> **PROVIDED ENTRIES**
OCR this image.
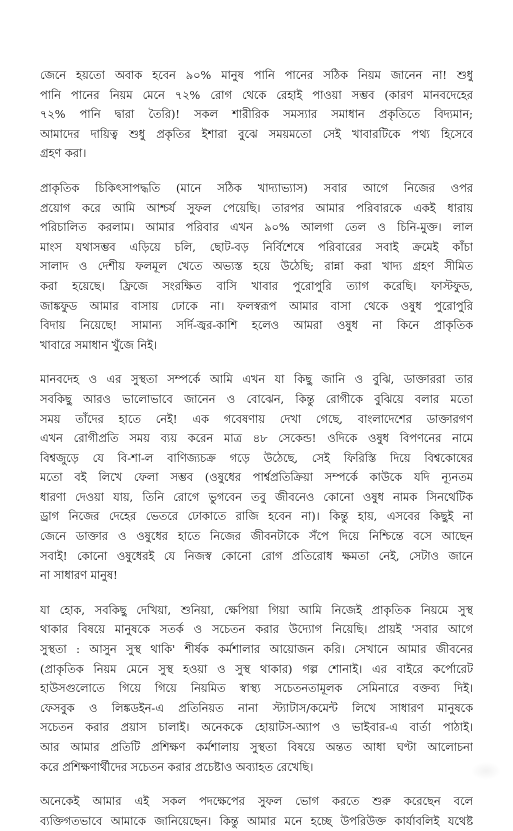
জেনে হয়তো অবাক হবেন ৯০% মানুষ পানি পানের সঠিক নিয়ম জানেন না! শুধু
পানি পানের নিয়ম মেনে ৭২% রোগ থেকে রেহাই পাওয়া সম্ভব (কারণ মানবদেহের
৭২% পানি দ্বারা তৈরি)! সকল শারীরিক সমস্যার সমাধান প্রকৃতিতে বিদ্যমান;
আমাদের দায়িত্ব শুধু প্রকৃতির ইশারা বুঝে সময়মতো সেই খাবারটিকে পথ্য হিসেবে
গ্রহণ করা।
প্রাকৃতিক চিকিৎসাপদ্ধতি (মানে সঠিক খাদ্যাভ্যাস) সবার আগে নিজের ওপর
প্রয়োগ করে আমি আশ্চর্য সুফল পেয়েছি। তারপর আমার পরিবারকে একই ধারায়
পরিচালিত করলাম। আমার পরিবার এখন ৯০% আলগা তেল ও চিনি-মুক্ত। লাল
মাংস যথাসম্ভব এড়িয়ে চলি, ছোট-বড় নির্বিশেষে পরিবারের সবাই ক্রমেই কাঁচা
সালাদ ও দেশীয় ফলমূল খেতে অভ্যস্ত হয়ে উঠেছি; রান্না করা খাদ্য গ্রহণ সীমিত
করা হয়েছে। ফ্রিজে সংরক্ষিত বাসি খাবার পুরোপুরি ত্যাগ করেছি। ফাস্টফুড,
জাঙ্কফুড আমার বাসায় ঢোকে না। ফলস্বরূপ আমার বাসা থেকে ওষুধ পুরোপুরি
বিদায় নিয়েছে! সামান্য সর্দি-জ্বর-কাশি হলেও আমরা ওষুধ না কিনে প্রাকৃতিক
খাবারে সমাধান খুঁজে নিই।
মানবদেহ ও এর সুস্থতা সম্পর্কে আমি এখন যা কিছু জানি ও বুঝি, ডাক্তাররা তার
সবকিছু আরও ভালোভাবে জানেন ও বোঝেন, কিন্তু রোগীকে বুঝিয়ে বলার মতো
সময় তাঁদের হাতে নেই! এক গবেষণায় দেখা গেছে, বাংলাদেশের ডাক্তারগণ
এখন রোগীপ্রতি সময় ব্যয় করেন মাত্র ৪৮ সেকেন্ড! ওদিকে ওষুধ বিপণনের নামে
বিশ্বজুড়ে যে বি-শা-ল বাণিজ্যচক্র গড়ে উঠেছে, সেই ফিরিস্তি দিয়ে বিশ্বকোষের
মতো বই লিখে ফেলা সম্ভব (ওষুধের পার্শ্বপ্রতিক্রিয়া সম্পর্কে কাউকে যদি ন্যূনতম
ধারণা দেওয়া যায়, তিনি রোগে ভুগবেন তবু জীবনেও কোনো ওষুধ নামক সিনথেটিক
ড্রাগ নিজের দেহের ভেতরে ঢোকাতে রাজি হবেন না)। কিন্তু হায়, এসবের কিছুই না
জেনে ডাক্তার ও ওষুধের হাতে নিজের জীবনটাকে সঁপে দিয়ে নিশ্চিন্তে বসে আছেন
সবাই! কোনো ওষুধেরই যে নিজস্ব কোনো রোগ প্রতিরোধ ক্ষমতা নেই, সেটাও জানে
না সাধারণ মানুষ!
যা হোক, সবকিছু দেখিয়া, শুনিয়া, ক্ষেপিয়া গিয়া আমি নিজেই প্রাকৃতিক নিয়মে সুস্থ
থাকার বিষয়ে মানুষকে সতর্ক ও সচেতন করার উদ্যোগ নিয়েছি। প্রায়ই 'সবার আগে
সুস্থতা : আসুন সুস্থ থাকি' শীর্ষক কর্মশালার আয়োজন করি। সেখানে আমার জীবনের
(প্রাকৃতিক নিয়ম মেনে সুস্থ হওয়া ও সুস্থ থাকার) গল্প শোনাই। এর বাইরে কর্পোরেট
হাউসগুলোতে গিয়ে গিয়ে নিয়মিত স্বাস্থ্য সচেতনতামূলক সেমিনারে বক্তব্য দিই।
ফেসবুক ও লিঙ্কডইন-এ প্রতিনিয়ত নানা স্ট্যাটাস/কমেন্ট লিখে সাধারণ মানুষকে
সচেতন করার প্রয়াস চালাই। অনেককে হোয়াটস-অ্যাপ ও ভাইবার-এ বার্তা পাঠাই।
আর আমার প্রতিটি প্রশিক্ষণ কর্মশালায় সুস্থতা বিষয়ে অন্তত আধা ঘণ্টা আলোচনা
করে প্রশিক্ষণার্থীদের সচেতন করার প্রচেষ্টাও অব্যাহত রেখেছি।
অনেকেই আমার এই সকল পদক্ষেপের সুফল ভোগ করতে শুরু করেছেন বলে
ব্যক্তিগতভাবে আমাকে জানিয়েছেন। কিন্তু আমার মনে হচ্ছে উপরিউক্ত কার্যাবলিই যথেষ্ট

> **TASK REQUIREMENTS**
Without the pictures, repeat all the records word for word.

> **FINAL RESULT**
OCR this image.
জেনে হয়তো অবাক হবেন ৯০% মানুষ পানি পানের সঠিক নিয়ম জানেন না! শুধু
পানি পানের নিয়ম মেনে ৭২% রোগ থেকে রেহাই পাওয়া সম্ভব (কারণ মানবদেহের
৭২% পানি দ্বারা তৈরি)! সকল শারীরিক সমস্যার সমাধান প্রকৃতিতে বিদ্যমান;
আমাদের দায়িত্ব শুধু প্রকৃতির ইশারা বুঝে সময়মতো সেই খাবারটিকে পথ্য হিসেবে
গ্রহণ করা।
প্রাকৃতিক চিকিৎসাপদ্ধতি (মানে সঠিক খাদ্যাভ্যাস) সবার আগে নিজের ওপর
প্রয়োগ করে আমি আশ্চর্য সুফল পেয়েছি। তারপর আমার পরিবারকে একই ধারায়
পরিচালিত করলাম। আমার পরিবার এখন ৯০% আলগা তেল ও চিনি-মুক্ত। লাল
মাংস যথাসম্ভব এড়িয়ে চলি, ছোট-বড় নির্বিশেষে পরিবারের সবাই ক্রমেই কাঁচা
সালাদ ও দেশীয় ফলমূল খেতে অভ্যস্ত হয়ে উঠেছি; রান্না করা খাদ্য গ্রহণ সীমিত
করা হয়েছে। ফ্রিজে সংরক্ষিত বাসি খাবার পুরোপুরি ত্যাগ করেছি। ফাস্টফুড,
জাঙ্কফুড আমার বাসায় ঢোকে না। ফলস্বরূপ আমার বাসা থেকে ওষুধ পুরোপুরি
বিদায় নিয়েছে! সামান্য সর্দি-জ্বর-কাশি হলেও আমরা ওষুধ না কিনে প্রাকৃতিক
খাবারে সমাধান খুঁজে নিই।
মানবদেহ ও এর সুস্থতা সম্পর্কে আমি এখন যা কিছু জানি ও বুঝি, ডাক্তাররা তার
সবকিছু আরও ভালোভাবে জানেন ও বোঝেন, কিন্তু রোগীকে বুঝিয়ে বলার মতো
সময় তাঁদের হাতে নেই! এক গবেষণায় দেখা গেছে, বাংলাদেশের ডাক্তারগণ
এখন রোগীপ্রতি সময় ব্যয় করেন মাত্র ৪৮ সেকেন্ড! ওদিকে ওষুধ বিপণনের নামে
বিশ্বজুড়ে যে বি-শা-ল বাণিজ্যচক্র গড়ে উঠেছে, সেই ফিরিস্তি দিয়ে বিশ্বকোষের
মতো বই লিখে ফেলা সম্ভব (ওষুধের পার্শ্বপ্রতিক্রিয়া সম্পর্কে কাউকে যদি ন্যূনতম
ধারণা দেওয়া যায়, তিনি রোগে ভুগবেন তবু জীবনেও কোনো ওষুধ নামক সিনথেটিক
ড্রাগ নিজের দেহের ভেতরে ঢোকাতে রাজি হবেন না)। কিন্তু হায়, এসবের কিছুই না
জেনে ডাক্তার ও ওষুধের হাতে নিজের জীবনটাকে সঁপে দিয়ে নিশ্চিন্তে বসে আছেন
সবাই! কোনো ওষুধেরই যে নিজস্ব কোনো রোগ প্রতিরোধ ক্ষমতা নেই, সেটাও জানে
না সাধারণ মানুষ!
যা হোক, সবকিছু দেখিয়া, শুনিয়া, ক্ষেপিয়া গিয়া আমি নিজেই প্রাকৃতিক নিয়মে সুস্থ
থাকার বিষয়ে মানুষকে সতর্ক ও সচেতন করার উদ্যোগ নিয়েছি। প্রায়ই 'সবার আগে
সুস্থতা : আসুন সুস্থ থাকি' শীর্ষক কর্মশালার আয়োজন করি। সেখানে আমার জীবনের
(প্রাকৃতিক নিয়ম মেনে সুস্থ হওয়া ও সুস্থ থাকার) গল্প শোনাই। এর বাইরে কর্পোরেট
হাউসগুলোতে গিয়ে গিয়ে নিয়মিত স্বাস্থ্য সচেতনতামূলক সেমিনারে বক্তব্য দিই।
ফেসবুক ও লিঙ্কডইন-এ প্রতিনিয়ত নানা স্ট্যাটাস/কমেন্ট লিখে সাধারণ মানুষকে
সচেতন করার প্রয়াস চালাই। অনেককে হোয়াটস-অ্যাপ ও ভাইবার-এ বার্তা পাঠাই।
আর আমার প্রতিটি প্রশিক্ষণ কর্মশালায় সুস্থতা বিষয়ে অন্তত আধা ঘণ্টা আলোচনা
করে প্রশিক্ষণার্থীদের সচেতন করার প্রচেষ্টাও অব্যাহত রেখেছি।
অনেকেই আমার এই সকল পদক্ষেপের সুফল ভোগ করতে শুরু করেছেন বলে
ব্যক্তিগতভাবে আমাকে জানিয়েছেন। কিন্তু আমার মনে হচ্ছে উপরিউক্ত কার্যাবলিই যথেষ্ট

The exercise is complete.